▸ YOUR GOAL
In the material below, the lines containing the word "image" are required; copy each of them.
########################################
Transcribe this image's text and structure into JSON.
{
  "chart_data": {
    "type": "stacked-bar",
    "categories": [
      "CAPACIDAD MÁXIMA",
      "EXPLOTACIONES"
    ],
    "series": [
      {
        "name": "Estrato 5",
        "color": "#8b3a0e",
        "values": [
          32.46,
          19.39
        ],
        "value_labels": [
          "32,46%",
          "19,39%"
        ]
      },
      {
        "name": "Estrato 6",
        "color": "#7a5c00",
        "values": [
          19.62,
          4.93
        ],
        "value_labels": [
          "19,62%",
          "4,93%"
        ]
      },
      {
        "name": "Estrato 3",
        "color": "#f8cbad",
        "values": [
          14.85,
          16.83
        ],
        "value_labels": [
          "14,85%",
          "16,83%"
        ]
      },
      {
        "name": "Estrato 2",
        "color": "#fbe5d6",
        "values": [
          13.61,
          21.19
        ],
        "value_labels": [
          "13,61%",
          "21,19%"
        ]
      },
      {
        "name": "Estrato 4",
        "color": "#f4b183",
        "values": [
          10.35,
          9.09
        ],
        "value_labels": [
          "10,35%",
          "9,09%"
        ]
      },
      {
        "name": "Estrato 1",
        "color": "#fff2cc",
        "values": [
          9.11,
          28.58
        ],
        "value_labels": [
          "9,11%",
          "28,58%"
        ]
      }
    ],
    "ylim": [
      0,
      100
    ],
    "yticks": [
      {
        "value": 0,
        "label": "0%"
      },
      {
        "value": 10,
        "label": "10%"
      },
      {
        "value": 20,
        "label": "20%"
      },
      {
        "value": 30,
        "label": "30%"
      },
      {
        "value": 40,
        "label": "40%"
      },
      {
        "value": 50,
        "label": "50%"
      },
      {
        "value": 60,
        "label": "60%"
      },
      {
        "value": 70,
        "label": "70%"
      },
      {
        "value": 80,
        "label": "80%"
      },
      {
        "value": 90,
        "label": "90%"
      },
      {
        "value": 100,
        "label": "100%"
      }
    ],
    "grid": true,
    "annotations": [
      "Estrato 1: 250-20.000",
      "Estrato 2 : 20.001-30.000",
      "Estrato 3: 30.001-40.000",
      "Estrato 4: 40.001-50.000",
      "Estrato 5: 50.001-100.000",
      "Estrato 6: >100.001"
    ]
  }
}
########################################
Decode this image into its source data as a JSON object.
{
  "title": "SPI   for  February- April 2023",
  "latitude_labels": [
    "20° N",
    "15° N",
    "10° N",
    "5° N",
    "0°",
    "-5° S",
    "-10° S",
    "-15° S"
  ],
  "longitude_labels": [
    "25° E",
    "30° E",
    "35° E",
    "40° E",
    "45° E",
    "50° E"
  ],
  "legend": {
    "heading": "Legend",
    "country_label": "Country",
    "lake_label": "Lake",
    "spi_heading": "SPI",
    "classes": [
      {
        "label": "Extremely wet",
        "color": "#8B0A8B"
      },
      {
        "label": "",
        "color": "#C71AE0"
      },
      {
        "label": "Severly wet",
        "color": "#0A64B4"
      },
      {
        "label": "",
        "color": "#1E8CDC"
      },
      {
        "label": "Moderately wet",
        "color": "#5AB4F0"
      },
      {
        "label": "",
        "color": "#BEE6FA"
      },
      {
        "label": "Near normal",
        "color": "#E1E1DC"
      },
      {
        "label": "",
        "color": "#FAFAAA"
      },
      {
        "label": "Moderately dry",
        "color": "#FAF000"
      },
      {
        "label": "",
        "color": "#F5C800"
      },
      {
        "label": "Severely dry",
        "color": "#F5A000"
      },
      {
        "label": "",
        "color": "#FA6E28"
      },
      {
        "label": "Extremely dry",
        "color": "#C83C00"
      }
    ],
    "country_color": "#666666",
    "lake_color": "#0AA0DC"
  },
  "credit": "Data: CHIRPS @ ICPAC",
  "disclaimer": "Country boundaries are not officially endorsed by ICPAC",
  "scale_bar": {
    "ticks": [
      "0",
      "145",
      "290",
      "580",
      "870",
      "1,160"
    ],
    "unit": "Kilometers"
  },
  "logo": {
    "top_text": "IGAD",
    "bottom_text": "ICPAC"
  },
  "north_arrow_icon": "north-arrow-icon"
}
########################################
▸ ANSWER BELOW
Transcribe this image's text and structure into JSON.
Decode this image into its source data as a JSON object.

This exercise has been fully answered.